● **Given request**: The data below needs to be returned exactly, line for line.

— Start of Records —

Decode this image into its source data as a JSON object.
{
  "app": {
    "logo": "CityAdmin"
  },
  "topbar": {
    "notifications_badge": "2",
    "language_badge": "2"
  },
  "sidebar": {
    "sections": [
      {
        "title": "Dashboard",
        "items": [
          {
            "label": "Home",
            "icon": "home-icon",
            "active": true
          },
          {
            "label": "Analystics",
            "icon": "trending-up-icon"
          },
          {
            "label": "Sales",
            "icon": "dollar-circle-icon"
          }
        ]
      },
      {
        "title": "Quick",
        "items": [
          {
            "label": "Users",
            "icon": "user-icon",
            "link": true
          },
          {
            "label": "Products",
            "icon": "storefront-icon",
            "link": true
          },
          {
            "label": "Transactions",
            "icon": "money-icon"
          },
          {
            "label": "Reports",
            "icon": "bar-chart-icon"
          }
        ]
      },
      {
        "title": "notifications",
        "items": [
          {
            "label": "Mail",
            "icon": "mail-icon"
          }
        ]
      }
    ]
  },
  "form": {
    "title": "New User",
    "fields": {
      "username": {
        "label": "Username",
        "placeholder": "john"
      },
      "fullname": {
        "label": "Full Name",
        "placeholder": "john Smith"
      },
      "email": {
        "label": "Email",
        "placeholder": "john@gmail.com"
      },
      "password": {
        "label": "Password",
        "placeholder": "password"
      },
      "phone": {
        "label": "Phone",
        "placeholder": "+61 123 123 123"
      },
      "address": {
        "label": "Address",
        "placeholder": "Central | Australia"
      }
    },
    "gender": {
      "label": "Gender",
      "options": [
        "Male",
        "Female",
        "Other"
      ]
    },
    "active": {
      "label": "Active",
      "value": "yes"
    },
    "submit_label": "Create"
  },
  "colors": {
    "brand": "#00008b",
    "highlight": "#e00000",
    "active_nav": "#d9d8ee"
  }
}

— End of Records —

● **In response**:
Decode this image into its source data as a JSON object.
{
  "app": {
    "logo": "CityAdmin"
  },
  "topbar": {
    "notifications_badge": "2",
    "language_badge": "2"
  },
  "sidebar": {
    "sections": [
      {
        "title": "Dashboard",
        "items": [
          {
            "label": "Home",
            "icon": "home-icon",
            "active": true
          },
          {
            "label": "Analystics",
            "icon": "trending-up-icon"
          },
          {
            "label": "Sales",
            "icon": "dollar-circle-icon"
          }
        ]
      },
      {
        "title": "Quick",
        "items": [
          {
            "label": "Users",
            "icon": "user-icon",
            "link": true
          },
          {
            "label": "Products",
            "icon": "storefront-icon",
            "link": true
          },
          {
            "label": "Transactions",
            "icon": "money-icon"
          },
          {
            "label": "Reports",
            "icon": "bar-chart-icon"
          }
        ]
      },
      {
        "title": "notifications",
        "items": [
          {
            "label": "Mail",
            "icon": "mail-icon"
          }
        ]
      }
    ]
  },
  "form": {
    "title": "New User",
    "fields": {
      "username": {
        "label": "Username",
        "placeholder": "john"
      },
      "fullname": {
        "label": "Full Name",
        "placeholder": "john Smith"
      },
      "email": {
        "label": "Email",
        "placeholder": "john@gmail.com"
      },
      "password": {
        "label": "Password",
        "placeholder": "password"
      },
      "phone": {
        "label": "Phone",
        "placeholder": "+61 123 123 123"
      },
      "address": {
        "label": "Address",
        "placeholder": "Central | Australia"
      }
    },
    "gender": {
      "label": "Gender",
      "options": [
        "Male",
        "Female",
        "Other"
      ]
    },
    "active": {
      "label": "Active",
      "value": "yes"
    },
    "submit_label": "Create"
  },
  "colors": {
    "brand": "#00008b",
    "highlight": "#e00000",
    "active_nav": "#d9d8ee"
  }
}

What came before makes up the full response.